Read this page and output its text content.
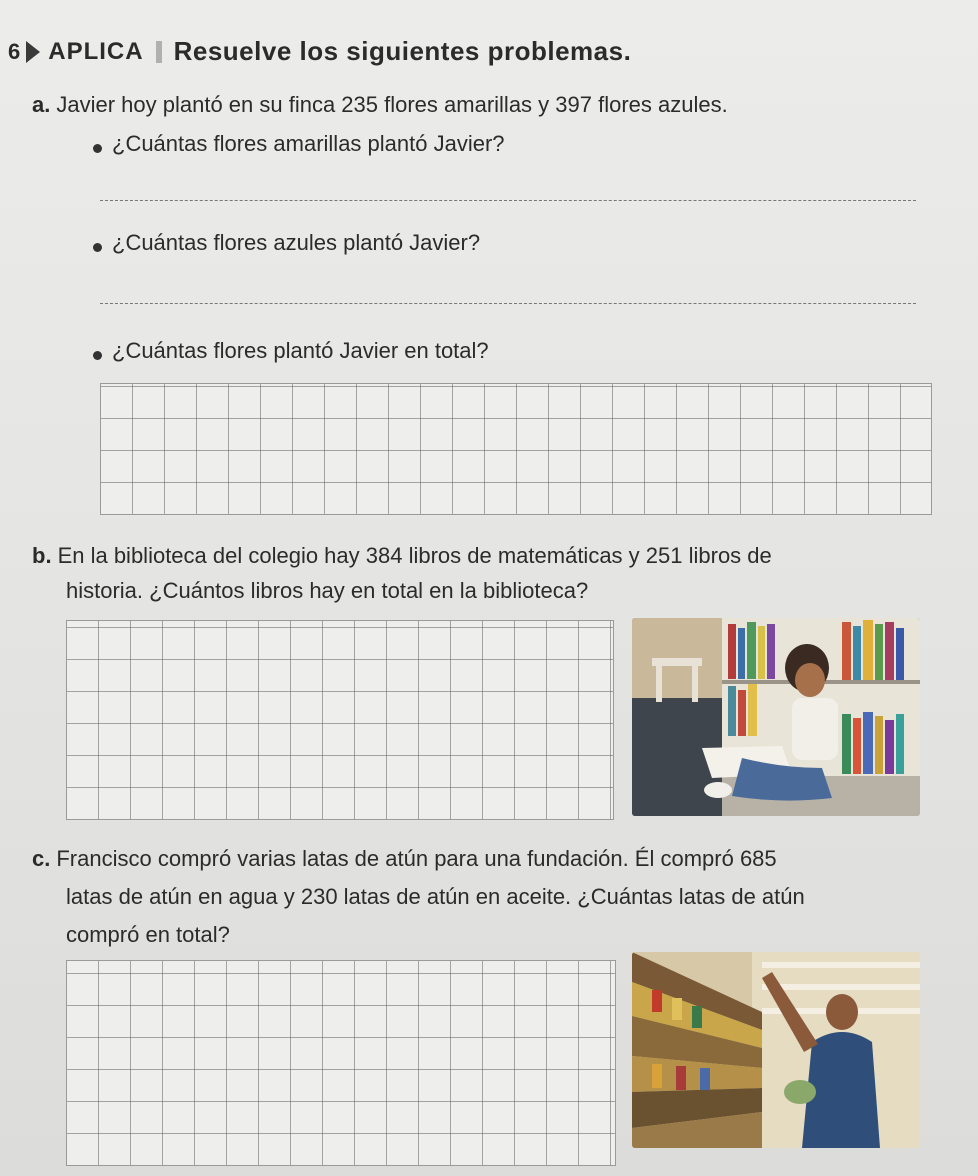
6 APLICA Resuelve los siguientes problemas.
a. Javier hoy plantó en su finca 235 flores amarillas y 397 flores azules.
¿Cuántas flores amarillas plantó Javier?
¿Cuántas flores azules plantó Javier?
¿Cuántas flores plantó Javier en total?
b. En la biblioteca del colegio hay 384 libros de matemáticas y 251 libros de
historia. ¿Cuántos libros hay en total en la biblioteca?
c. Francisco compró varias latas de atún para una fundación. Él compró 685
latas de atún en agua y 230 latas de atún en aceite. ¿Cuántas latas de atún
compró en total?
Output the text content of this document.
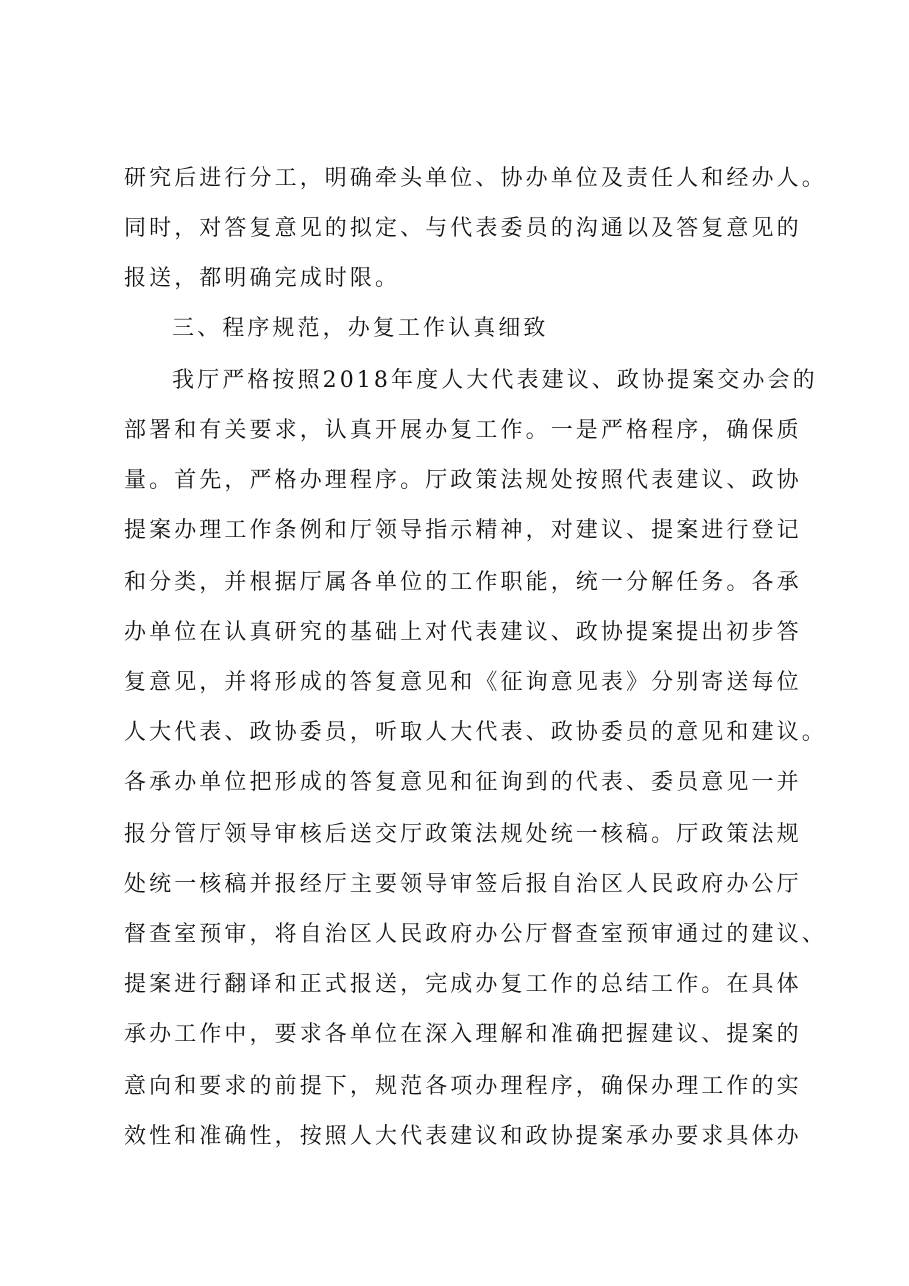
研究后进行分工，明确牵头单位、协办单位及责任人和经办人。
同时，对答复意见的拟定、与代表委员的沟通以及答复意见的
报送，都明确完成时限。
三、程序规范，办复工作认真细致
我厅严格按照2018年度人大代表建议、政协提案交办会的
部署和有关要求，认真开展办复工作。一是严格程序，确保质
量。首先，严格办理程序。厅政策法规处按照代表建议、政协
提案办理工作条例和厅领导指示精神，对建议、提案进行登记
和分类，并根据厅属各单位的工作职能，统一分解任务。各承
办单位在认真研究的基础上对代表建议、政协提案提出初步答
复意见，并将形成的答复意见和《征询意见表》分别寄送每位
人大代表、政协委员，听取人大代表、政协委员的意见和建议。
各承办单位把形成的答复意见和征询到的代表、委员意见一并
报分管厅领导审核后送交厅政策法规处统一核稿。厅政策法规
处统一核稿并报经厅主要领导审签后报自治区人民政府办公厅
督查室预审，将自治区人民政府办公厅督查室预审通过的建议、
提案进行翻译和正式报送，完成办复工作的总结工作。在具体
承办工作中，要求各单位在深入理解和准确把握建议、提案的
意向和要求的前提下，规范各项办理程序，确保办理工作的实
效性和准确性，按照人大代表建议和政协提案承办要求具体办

Requirements:
Produce an exact reproduction of the lines from the line containing "Output the text content of this document." through the last line of the records. Any picture is left out.

Answer below:
Output the text content of this document.
研究后进行分工，明确牵头单位、协办单位及责任人和经办人。
同时，对答复意见的拟定、与代表委员的沟通以及答复意见的
报送，都明确完成时限。
三、程序规范，办复工作认真细致
我厅严格按照2018年度人大代表建议、政协提案交办会的
部署和有关要求，认真开展办复工作。一是严格程序，确保质
量。首先，严格办理程序。厅政策法规处按照代表建议、政协
提案办理工作条例和厅领导指示精神，对建议、提案进行登记
和分类，并根据厅属各单位的工作职能，统一分解任务。各承
办单位在认真研究的基础上对代表建议、政协提案提出初步答
复意见，并将形成的答复意见和《征询意见表》分别寄送每位
人大代表、政协委员，听取人大代表、政协委员的意见和建议。
各承办单位把形成的答复意见和征询到的代表、委员意见一并
报分管厅领导审核后送交厅政策法规处统一核稿。厅政策法规
处统一核稿并报经厅主要领导审签后报自治区人民政府办公厅
督查室预审，将自治区人民政府办公厅督查室预审通过的建议、
提案进行翻译和正式报送，完成办复工作的总结工作。在具体
承办工作中，要求各单位在深入理解和准确把握建议、提案的
意向和要求的前提下，规范各项办理程序，确保办理工作的实
效性和准确性，按照人大代表建议和政协提案承办要求具体办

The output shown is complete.